What you have to do: How many lines in this material include the string "Configuration"? Answer with the number and nothing further.

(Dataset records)
■ ■ ■ ■

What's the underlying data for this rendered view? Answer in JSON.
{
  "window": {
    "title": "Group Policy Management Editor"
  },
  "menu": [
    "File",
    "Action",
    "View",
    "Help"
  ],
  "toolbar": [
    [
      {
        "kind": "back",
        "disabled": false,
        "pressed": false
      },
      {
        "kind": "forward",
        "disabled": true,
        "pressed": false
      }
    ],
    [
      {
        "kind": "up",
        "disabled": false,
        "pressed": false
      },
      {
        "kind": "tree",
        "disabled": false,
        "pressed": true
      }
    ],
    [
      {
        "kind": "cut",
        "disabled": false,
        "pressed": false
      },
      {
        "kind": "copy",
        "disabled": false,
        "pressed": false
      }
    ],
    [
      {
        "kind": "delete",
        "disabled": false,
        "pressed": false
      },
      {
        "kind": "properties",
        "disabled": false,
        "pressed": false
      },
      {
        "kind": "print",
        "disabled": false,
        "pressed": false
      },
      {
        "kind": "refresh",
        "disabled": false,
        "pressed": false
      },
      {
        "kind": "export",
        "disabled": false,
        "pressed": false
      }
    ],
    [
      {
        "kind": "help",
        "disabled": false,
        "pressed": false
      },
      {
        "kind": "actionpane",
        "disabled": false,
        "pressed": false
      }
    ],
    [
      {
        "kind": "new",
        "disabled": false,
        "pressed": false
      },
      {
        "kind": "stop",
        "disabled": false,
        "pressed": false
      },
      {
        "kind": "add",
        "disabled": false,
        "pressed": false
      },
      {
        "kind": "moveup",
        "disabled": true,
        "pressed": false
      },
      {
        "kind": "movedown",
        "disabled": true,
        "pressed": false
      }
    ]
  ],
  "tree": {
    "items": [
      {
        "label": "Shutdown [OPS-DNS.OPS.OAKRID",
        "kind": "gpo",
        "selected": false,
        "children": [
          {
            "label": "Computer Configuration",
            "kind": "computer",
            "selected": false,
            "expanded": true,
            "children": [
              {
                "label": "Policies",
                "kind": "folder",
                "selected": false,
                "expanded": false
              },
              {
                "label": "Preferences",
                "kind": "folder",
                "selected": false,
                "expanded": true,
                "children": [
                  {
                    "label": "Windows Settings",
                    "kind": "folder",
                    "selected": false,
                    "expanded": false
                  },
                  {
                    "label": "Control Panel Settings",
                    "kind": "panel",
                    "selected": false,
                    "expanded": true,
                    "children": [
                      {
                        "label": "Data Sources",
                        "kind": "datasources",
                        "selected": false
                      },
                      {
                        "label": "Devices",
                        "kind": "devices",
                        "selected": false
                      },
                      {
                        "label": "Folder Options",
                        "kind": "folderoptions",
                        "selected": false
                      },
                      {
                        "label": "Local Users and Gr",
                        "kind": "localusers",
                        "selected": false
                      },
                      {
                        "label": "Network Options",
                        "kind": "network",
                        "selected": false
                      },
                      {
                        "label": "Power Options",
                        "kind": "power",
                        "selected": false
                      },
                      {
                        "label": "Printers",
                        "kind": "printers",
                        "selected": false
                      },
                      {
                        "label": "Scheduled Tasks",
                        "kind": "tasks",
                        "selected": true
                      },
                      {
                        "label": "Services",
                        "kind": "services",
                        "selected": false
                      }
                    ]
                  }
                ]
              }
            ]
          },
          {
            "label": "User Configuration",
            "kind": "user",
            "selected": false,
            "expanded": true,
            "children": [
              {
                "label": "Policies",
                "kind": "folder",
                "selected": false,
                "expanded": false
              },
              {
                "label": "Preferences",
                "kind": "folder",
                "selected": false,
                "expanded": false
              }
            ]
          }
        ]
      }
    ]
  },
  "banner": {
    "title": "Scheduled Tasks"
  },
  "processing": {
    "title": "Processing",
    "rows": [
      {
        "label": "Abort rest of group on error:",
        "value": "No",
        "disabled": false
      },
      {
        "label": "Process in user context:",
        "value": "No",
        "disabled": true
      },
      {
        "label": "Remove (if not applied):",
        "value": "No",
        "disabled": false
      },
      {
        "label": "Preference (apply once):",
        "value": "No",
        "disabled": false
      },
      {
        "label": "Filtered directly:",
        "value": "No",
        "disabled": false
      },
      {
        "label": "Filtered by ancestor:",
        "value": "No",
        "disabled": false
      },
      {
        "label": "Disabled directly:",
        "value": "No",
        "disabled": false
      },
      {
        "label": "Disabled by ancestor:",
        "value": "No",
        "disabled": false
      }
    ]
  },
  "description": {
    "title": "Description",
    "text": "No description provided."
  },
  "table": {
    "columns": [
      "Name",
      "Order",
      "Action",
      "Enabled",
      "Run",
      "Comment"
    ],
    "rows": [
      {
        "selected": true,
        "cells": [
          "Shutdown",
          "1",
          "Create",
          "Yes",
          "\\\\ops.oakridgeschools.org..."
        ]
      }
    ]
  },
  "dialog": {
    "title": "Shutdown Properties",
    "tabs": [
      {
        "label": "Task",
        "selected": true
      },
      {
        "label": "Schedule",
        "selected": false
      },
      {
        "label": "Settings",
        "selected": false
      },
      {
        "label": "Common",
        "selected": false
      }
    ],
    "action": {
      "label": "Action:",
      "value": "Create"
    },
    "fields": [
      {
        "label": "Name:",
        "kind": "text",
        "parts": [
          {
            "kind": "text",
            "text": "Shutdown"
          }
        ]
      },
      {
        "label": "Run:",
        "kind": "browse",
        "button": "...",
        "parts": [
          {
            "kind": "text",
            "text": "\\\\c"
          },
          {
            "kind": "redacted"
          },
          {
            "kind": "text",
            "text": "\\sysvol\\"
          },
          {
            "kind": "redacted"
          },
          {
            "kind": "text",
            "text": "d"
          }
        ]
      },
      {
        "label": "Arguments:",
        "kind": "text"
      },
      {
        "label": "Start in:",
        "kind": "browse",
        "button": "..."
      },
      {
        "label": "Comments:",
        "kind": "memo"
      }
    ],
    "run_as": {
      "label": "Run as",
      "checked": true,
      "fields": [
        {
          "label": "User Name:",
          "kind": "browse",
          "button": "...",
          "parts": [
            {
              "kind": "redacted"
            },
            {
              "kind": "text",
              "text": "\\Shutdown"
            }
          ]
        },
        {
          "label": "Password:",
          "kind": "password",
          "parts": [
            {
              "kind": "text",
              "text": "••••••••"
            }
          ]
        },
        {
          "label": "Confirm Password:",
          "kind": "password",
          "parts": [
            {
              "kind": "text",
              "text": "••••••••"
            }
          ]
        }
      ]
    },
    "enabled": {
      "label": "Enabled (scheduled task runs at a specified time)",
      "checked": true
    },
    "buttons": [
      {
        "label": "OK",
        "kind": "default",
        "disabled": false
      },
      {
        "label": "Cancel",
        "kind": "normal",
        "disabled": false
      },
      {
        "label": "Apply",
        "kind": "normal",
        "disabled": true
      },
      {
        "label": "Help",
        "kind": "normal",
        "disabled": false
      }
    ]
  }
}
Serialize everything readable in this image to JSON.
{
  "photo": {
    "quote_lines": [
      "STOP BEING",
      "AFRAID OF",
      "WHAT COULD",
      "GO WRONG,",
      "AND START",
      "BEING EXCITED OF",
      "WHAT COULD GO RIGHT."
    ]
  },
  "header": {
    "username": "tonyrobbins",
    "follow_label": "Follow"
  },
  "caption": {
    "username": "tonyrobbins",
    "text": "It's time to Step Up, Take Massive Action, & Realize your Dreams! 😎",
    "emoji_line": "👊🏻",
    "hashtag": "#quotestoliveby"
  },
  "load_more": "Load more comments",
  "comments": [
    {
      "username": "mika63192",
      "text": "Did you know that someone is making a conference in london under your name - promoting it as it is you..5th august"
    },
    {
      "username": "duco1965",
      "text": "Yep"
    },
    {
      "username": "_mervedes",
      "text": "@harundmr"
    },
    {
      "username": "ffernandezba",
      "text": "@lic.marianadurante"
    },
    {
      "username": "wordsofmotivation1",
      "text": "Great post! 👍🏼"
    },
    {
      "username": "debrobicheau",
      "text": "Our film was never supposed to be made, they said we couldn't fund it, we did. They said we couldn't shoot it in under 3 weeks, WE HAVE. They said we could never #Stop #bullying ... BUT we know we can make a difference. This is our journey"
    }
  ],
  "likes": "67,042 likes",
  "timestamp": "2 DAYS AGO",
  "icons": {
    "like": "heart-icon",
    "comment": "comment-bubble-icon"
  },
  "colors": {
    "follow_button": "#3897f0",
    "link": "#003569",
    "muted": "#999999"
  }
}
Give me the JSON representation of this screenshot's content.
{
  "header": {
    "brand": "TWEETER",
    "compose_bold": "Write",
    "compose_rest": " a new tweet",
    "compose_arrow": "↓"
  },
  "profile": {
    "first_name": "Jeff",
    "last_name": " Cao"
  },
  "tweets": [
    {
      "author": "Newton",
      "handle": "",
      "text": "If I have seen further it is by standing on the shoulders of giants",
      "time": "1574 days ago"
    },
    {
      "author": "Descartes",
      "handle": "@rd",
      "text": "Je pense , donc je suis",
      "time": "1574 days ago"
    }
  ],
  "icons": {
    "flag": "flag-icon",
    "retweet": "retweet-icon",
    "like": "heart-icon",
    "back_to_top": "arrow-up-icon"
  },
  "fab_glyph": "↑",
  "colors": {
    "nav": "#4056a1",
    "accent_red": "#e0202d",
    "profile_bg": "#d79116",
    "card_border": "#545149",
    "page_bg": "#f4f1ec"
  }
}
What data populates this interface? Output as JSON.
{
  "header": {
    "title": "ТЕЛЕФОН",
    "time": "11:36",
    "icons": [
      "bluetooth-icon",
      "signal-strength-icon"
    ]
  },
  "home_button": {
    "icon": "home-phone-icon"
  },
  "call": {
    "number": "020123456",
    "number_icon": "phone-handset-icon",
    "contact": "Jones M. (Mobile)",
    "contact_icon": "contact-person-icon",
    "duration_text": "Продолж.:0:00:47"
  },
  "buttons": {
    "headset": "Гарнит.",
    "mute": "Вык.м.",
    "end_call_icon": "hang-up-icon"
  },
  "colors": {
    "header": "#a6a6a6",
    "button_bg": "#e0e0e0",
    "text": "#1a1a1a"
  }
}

■ ■ ■ ■

The result: 2